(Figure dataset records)

★ ★ ★

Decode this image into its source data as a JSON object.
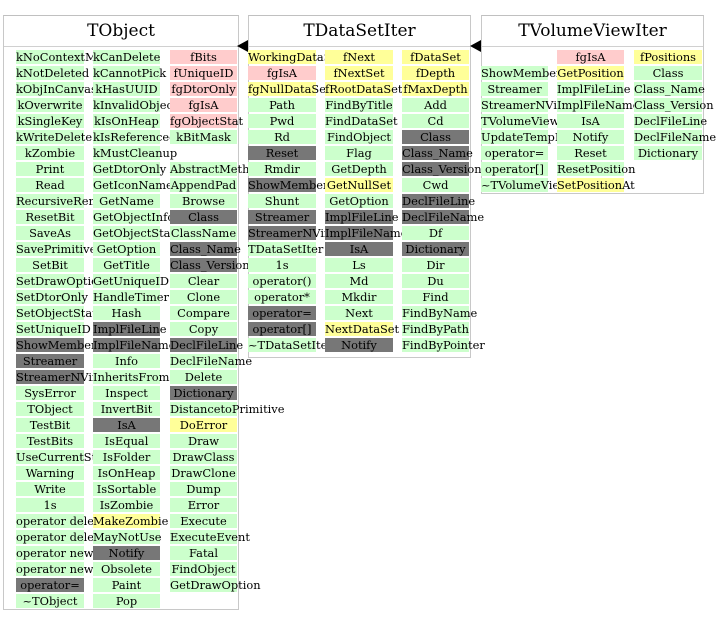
{
  "colors": {
    "method_public": "#ccffcc",
    "data_member": "#ffcccc",
    "method_protected": "#ffff99",
    "inherited_method": "#777777"
  },
  "classes": [
    {
      "name": "TObject",
      "columns": [
        [
          {
            "text": "kNoContextMenu",
            "kind": "green"
          },
          {
            "text": "kNotDeleted",
            "kind": "green"
          },
          {
            "text": "kObjInCanvas",
            "kind": "green"
          },
          {
            "text": "kOverwrite",
            "kind": "green"
          },
          {
            "text": "kSingleKey",
            "kind": "green"
          },
          {
            "text": "kWriteDelete",
            "kind": "green"
          },
          {
            "text": "kZombie",
            "kind": "green"
          },
          {
            "text": "Print",
            "kind": "green"
          },
          {
            "text": "Read",
            "kind": "green"
          },
          {
            "text": "RecursiveRemove",
            "kind": "green"
          },
          {
            "text": "ResetBit",
            "kind": "green"
          },
          {
            "text": "SaveAs",
            "kind": "green"
          },
          {
            "text": "SavePrimitive",
            "kind": "green"
          },
          {
            "text": "SetBit",
            "kind": "green"
          },
          {
            "text": "SetDrawOption",
            "kind": "green"
          },
          {
            "text": "SetDtorOnly",
            "kind": "green"
          },
          {
            "text": "SetObjectStat",
            "kind": "green"
          },
          {
            "text": "SetUniqueID",
            "kind": "green"
          },
          {
            "text": "ShowMembers",
            "kind": "gray"
          },
          {
            "text": "Streamer",
            "kind": "gray"
          },
          {
            "text": "StreamerNVirtual",
            "kind": "gray"
          },
          {
            "text": "SysError",
            "kind": "green"
          },
          {
            "text": "TObject",
            "kind": "green"
          },
          {
            "text": "TestBit",
            "kind": "green"
          },
          {
            "text": "TestBits",
            "kind": "green"
          },
          {
            "text": "UseCurrentStyle",
            "kind": "green"
          },
          {
            "text": "Warning",
            "kind": "green"
          },
          {
            "text": "Write",
            "kind": "green"
          },
          {
            "text": "1s",
            "kind": "green"
          },
          {
            "text": "operator delete",
            "kind": "green"
          },
          {
            "text": "operator delete[]",
            "kind": "green"
          },
          {
            "text": "operator new",
            "kind": "green"
          },
          {
            "text": "operator new[]",
            "kind": "green"
          },
          {
            "text": "operator=",
            "kind": "gray"
          },
          {
            "text": "~TObject",
            "kind": "green"
          }
        ],
        [
          {
            "text": "kCanDelete",
            "kind": "green"
          },
          {
            "text": "kCannotPick",
            "kind": "green"
          },
          {
            "text": "kHasUUID",
            "kind": "green"
          },
          {
            "text": "kInvalidObject",
            "kind": "green"
          },
          {
            "text": "kIsOnHeap",
            "kind": "green"
          },
          {
            "text": "kIsReferenced",
            "kind": "green"
          },
          {
            "text": "kMustCleanup",
            "kind": "green"
          },
          {
            "text": "GetDtorOnly",
            "kind": "green"
          },
          {
            "text": "GetIconName",
            "kind": "green"
          },
          {
            "text": "GetName",
            "kind": "green"
          },
          {
            "text": "GetObjectInfo",
            "kind": "green"
          },
          {
            "text": "GetObjectStat",
            "kind": "green"
          },
          {
            "text": "GetOption",
            "kind": "green"
          },
          {
            "text": "GetTitle",
            "kind": "green"
          },
          {
            "text": "GetUniqueID",
            "kind": "green"
          },
          {
            "text": "HandleTimer",
            "kind": "green"
          },
          {
            "text": "Hash",
            "kind": "green"
          },
          {
            "text": "ImplFileLine",
            "kind": "gray"
          },
          {
            "text": "ImplFileName",
            "kind": "gray"
          },
          {
            "text": "Info",
            "kind": "green"
          },
          {
            "text": "InheritsFrom",
            "kind": "green"
          },
          {
            "text": "Inspect",
            "kind": "green"
          },
          {
            "text": "InvertBit",
            "kind": "green"
          },
          {
            "text": "IsA",
            "kind": "gray"
          },
          {
            "text": "IsEqual",
            "kind": "green"
          },
          {
            "text": "IsFolder",
            "kind": "green"
          },
          {
            "text": "IsOnHeap",
            "kind": "green"
          },
          {
            "text": "IsSortable",
            "kind": "green"
          },
          {
            "text": "IsZombie",
            "kind": "green"
          },
          {
            "text": "MakeZombie",
            "kind": "yellow"
          },
          {
            "text": "MayNotUse",
            "kind": "green"
          },
          {
            "text": "Notify",
            "kind": "gray"
          },
          {
            "text": "Obsolete",
            "kind": "green"
          },
          {
            "text": "Paint",
            "kind": "green"
          },
          {
            "text": "Pop",
            "kind": "green"
          }
        ],
        [
          {
            "text": "fBits",
            "kind": "pink"
          },
          {
            "text": "fUniqueID",
            "kind": "pink"
          },
          {
            "text": "fgDtorOnly",
            "kind": "pink"
          },
          {
            "text": "fgIsA",
            "kind": "pink"
          },
          {
            "text": "fgObjectStat",
            "kind": "pink"
          },
          {
            "text": "kBitMask",
            "kind": "green"
          },
          {
            "text": "",
            "kind": "blank"
          },
          {
            "text": "AbstractMethod",
            "kind": "green"
          },
          {
            "text": "AppendPad",
            "kind": "green"
          },
          {
            "text": "Browse",
            "kind": "green"
          },
          {
            "text": "Class",
            "kind": "gray"
          },
          {
            "text": "ClassName",
            "kind": "green"
          },
          {
            "text": "Class_Name",
            "kind": "gray"
          },
          {
            "text": "Class_Version",
            "kind": "gray"
          },
          {
            "text": "Clear",
            "kind": "green"
          },
          {
            "text": "Clone",
            "kind": "green"
          },
          {
            "text": "Compare",
            "kind": "green"
          },
          {
            "text": "Copy",
            "kind": "green"
          },
          {
            "text": "DeclFileLine",
            "kind": "gray"
          },
          {
            "text": "DeclFileName",
            "kind": "green"
          },
          {
            "text": "Delete",
            "kind": "green"
          },
          {
            "text": "Dictionary",
            "kind": "gray"
          },
          {
            "text": "DistancetoPrimitive",
            "kind": "green"
          },
          {
            "text": "DoError",
            "kind": "yellow"
          },
          {
            "text": "Draw",
            "kind": "green"
          },
          {
            "text": "DrawClass",
            "kind": "green"
          },
          {
            "text": "DrawClone",
            "kind": "green"
          },
          {
            "text": "Dump",
            "kind": "green"
          },
          {
            "text": "Error",
            "kind": "green"
          },
          {
            "text": "Execute",
            "kind": "green"
          },
          {
            "text": "ExecuteEvent",
            "kind": "green"
          },
          {
            "text": "Fatal",
            "kind": "green"
          },
          {
            "text": "FindObject",
            "kind": "green"
          },
          {
            "text": "GetDrawOption",
            "kind": "green"
          }
        ]
      ]
    },
    {
      "name": "TDataSetIter",
      "columns": [
        [
          {
            "text": "WorkingDataSet",
            "kind": "yellow"
          },
          {
            "text": "fgIsA",
            "kind": "pink"
          },
          {
            "text": "fgNullDataSet",
            "kind": "yellow"
          },
          {
            "text": "Path",
            "kind": "green"
          },
          {
            "text": "Pwd",
            "kind": "green"
          },
          {
            "text": "Rd",
            "kind": "green"
          },
          {
            "text": "Reset",
            "kind": "gray"
          },
          {
            "text": "Rmdir",
            "kind": "green"
          },
          {
            "text": "ShowMembers",
            "kind": "gray"
          },
          {
            "text": "Shunt",
            "kind": "green"
          },
          {
            "text": "Streamer",
            "kind": "gray"
          },
          {
            "text": "StreamerNVirtual",
            "kind": "gray"
          },
          {
            "text": "TDataSetIter",
            "kind": "green"
          },
          {
            "text": "1s",
            "kind": "green"
          },
          {
            "text": "operator()",
            "kind": "green"
          },
          {
            "text": "operator*",
            "kind": "green"
          },
          {
            "text": "operator=",
            "kind": "gray"
          },
          {
            "text": "operator[]",
            "kind": "gray"
          },
          {
            "text": "~TDataSetIter",
            "kind": "green"
          }
        ],
        [
          {
            "text": "fNext",
            "kind": "yellow"
          },
          {
            "text": "fNextSet",
            "kind": "yellow"
          },
          {
            "text": "fRootDataSet",
            "kind": "yellow"
          },
          {
            "text": "FindByTitle",
            "kind": "green"
          },
          {
            "text": "FindDataSet",
            "kind": "green"
          },
          {
            "text": "FindObject",
            "kind": "green"
          },
          {
            "text": "Flag",
            "kind": "green"
          },
          {
            "text": "GetDepth",
            "kind": "green"
          },
          {
            "text": "GetNullSet",
            "kind": "yellow"
          },
          {
            "text": "GetOption",
            "kind": "green"
          },
          {
            "text": "ImplFileLine",
            "kind": "gray"
          },
          {
            "text": "ImplFileName",
            "kind": "gray"
          },
          {
            "text": "IsA",
            "kind": "gray"
          },
          {
            "text": "Ls",
            "kind": "green"
          },
          {
            "text": "Md",
            "kind": "green"
          },
          {
            "text": "Mkdir",
            "kind": "green"
          },
          {
            "text": "Next",
            "kind": "green"
          },
          {
            "text": "NextDataSet",
            "kind": "yellow"
          },
          {
            "text": "Notify",
            "kind": "gray"
          }
        ],
        [
          {
            "text": "fDataSet",
            "kind": "yellow"
          },
          {
            "text": "fDepth",
            "kind": "yellow"
          },
          {
            "text": "fMaxDepth",
            "kind": "yellow"
          },
          {
            "text": "Add",
            "kind": "green"
          },
          {
            "text": "Cd",
            "kind": "green"
          },
          {
            "text": "Class",
            "kind": "gray"
          },
          {
            "text": "Class_Name",
            "kind": "gray"
          },
          {
            "text": "Class_Version",
            "kind": "gray"
          },
          {
            "text": "Cwd",
            "kind": "green"
          },
          {
            "text": "DeclFileLine",
            "kind": "gray"
          },
          {
            "text": "DeclFileName",
            "kind": "gray"
          },
          {
            "text": "Df",
            "kind": "green"
          },
          {
            "text": "Dictionary",
            "kind": "gray"
          },
          {
            "text": "Dir",
            "kind": "green"
          },
          {
            "text": "Du",
            "kind": "green"
          },
          {
            "text": "Find",
            "kind": "green"
          },
          {
            "text": "FindByName",
            "kind": "green"
          },
          {
            "text": "FindByPath",
            "kind": "green"
          },
          {
            "text": "FindByPointer",
            "kind": "green"
          }
        ]
      ]
    },
    {
      "name": "TVolumeViewIter",
      "columns": [
        [
          {
            "text": "ShowMembers",
            "kind": "green"
          },
          {
            "text": "Streamer",
            "kind": "green"
          },
          {
            "text": "StreamerNVirtual",
            "kind": "green"
          },
          {
            "text": "TVolumeViewIter",
            "kind": "green"
          },
          {
            "text": "UpdateTempMatrix",
            "kind": "green"
          },
          {
            "text": "operator=",
            "kind": "green"
          },
          {
            "text": "operator[]",
            "kind": "green"
          },
          {
            "text": "~TVolumeViewIter",
            "kind": "green"
          }
        ],
        [
          {
            "text": "fgIsA",
            "kind": "pink"
          },
          {
            "text": "GetPosition",
            "kind": "yellow"
          },
          {
            "text": "ImplFileLine",
            "kind": "green"
          },
          {
            "text": "ImplFileName",
            "kind": "green"
          },
          {
            "text": "IsA",
            "kind": "green"
          },
          {
            "text": "Notify",
            "kind": "green"
          },
          {
            "text": "Reset",
            "kind": "green"
          },
          {
            "text": "ResetPosition",
            "kind": "green"
          },
          {
            "text": "SetPositionAt",
            "kind": "yellow"
          }
        ],
        [
          {
            "text": "fPositions",
            "kind": "yellow"
          },
          {
            "text": "Class",
            "kind": "green"
          },
          {
            "text": "Class_Name",
            "kind": "green"
          },
          {
            "text": "Class_Version",
            "kind": "green"
          },
          {
            "text": "DeclFileLine",
            "kind": "green"
          },
          {
            "text": "DeclFileName",
            "kind": "green"
          },
          {
            "text": "Dictionary",
            "kind": "green"
          }
        ]
      ]
    }
  ]
}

★ ★ ★

Copy out every line with the word "operator".

● Answer
            "text": "operator delete",
            "text": "operator delete[]",
            "text": "operator new",
            "text": "operator new[]",
            "text": "operator=",
            "text": "operator()",
            "text": "operator*",
            "text": "operator=",
            "text": "operator[]",
            "text": "operator=",
            "text": "operator[]",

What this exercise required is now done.